**Task to complete:** Take every line from the listing below that contains "this".

(Items listed in a dataset)
^^^^^^^^^^^^^^^^

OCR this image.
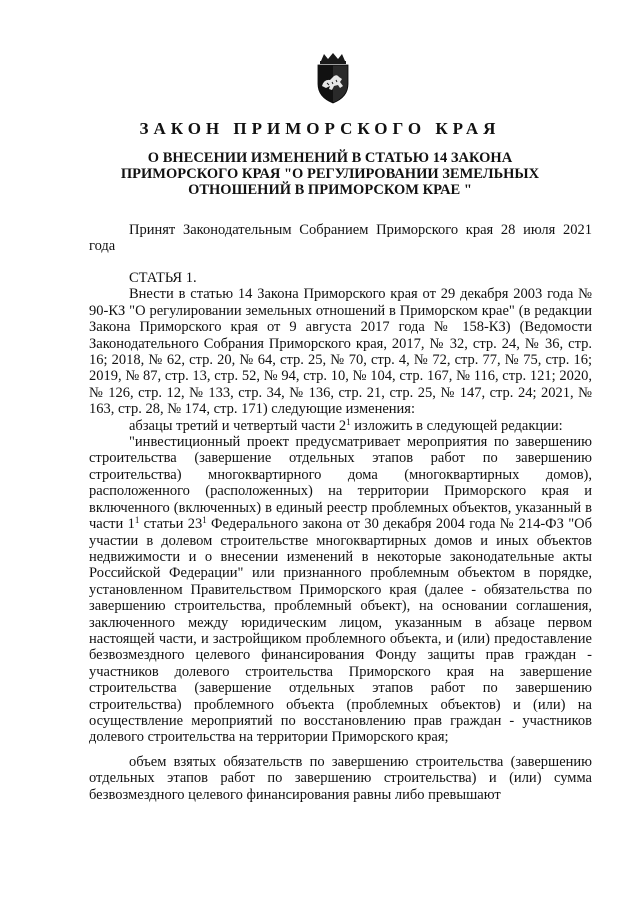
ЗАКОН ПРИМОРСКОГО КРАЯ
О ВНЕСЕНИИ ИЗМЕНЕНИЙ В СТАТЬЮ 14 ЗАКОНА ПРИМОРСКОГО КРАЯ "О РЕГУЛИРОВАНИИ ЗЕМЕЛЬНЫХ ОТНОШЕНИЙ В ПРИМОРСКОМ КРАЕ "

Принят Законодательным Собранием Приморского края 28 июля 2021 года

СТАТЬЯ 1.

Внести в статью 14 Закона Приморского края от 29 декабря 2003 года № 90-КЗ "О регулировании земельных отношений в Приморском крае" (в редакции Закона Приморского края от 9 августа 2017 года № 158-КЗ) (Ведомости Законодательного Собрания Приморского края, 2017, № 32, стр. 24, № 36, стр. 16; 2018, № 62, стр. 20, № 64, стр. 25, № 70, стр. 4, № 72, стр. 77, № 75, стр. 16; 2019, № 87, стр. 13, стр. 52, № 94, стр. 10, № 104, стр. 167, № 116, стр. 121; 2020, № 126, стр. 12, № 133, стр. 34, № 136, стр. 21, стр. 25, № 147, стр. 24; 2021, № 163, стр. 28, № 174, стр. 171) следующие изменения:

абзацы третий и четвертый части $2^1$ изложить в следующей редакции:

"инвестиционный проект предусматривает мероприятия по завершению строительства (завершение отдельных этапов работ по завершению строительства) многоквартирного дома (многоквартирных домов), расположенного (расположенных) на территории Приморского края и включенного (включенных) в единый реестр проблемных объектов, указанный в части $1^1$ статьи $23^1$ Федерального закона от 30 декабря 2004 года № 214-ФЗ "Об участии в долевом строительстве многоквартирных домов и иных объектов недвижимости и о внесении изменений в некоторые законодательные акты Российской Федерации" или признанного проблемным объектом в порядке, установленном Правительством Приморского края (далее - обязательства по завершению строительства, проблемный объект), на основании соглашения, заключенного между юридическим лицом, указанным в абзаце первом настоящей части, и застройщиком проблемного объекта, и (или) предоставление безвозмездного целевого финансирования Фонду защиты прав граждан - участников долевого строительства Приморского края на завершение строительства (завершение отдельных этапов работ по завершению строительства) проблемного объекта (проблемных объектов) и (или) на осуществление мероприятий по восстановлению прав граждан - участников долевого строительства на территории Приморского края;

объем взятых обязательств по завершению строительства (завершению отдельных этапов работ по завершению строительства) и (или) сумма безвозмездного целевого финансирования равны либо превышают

^^^^^^^^^^^^^^^^

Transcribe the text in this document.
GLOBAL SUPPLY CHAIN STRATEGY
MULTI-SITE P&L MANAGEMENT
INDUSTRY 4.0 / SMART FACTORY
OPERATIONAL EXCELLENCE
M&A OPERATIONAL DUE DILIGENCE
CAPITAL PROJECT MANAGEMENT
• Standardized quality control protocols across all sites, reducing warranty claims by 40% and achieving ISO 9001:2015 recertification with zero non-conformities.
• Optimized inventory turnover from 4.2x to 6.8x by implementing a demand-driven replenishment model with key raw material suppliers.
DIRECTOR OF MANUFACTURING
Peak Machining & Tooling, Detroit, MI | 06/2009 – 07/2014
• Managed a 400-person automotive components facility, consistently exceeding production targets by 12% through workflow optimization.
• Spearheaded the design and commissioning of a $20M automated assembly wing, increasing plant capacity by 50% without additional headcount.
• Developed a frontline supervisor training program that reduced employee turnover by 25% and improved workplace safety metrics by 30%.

^^^^^^^^^^^^^^^^

**Problem solution:**
OCR this image.
Transcribe the text in this document.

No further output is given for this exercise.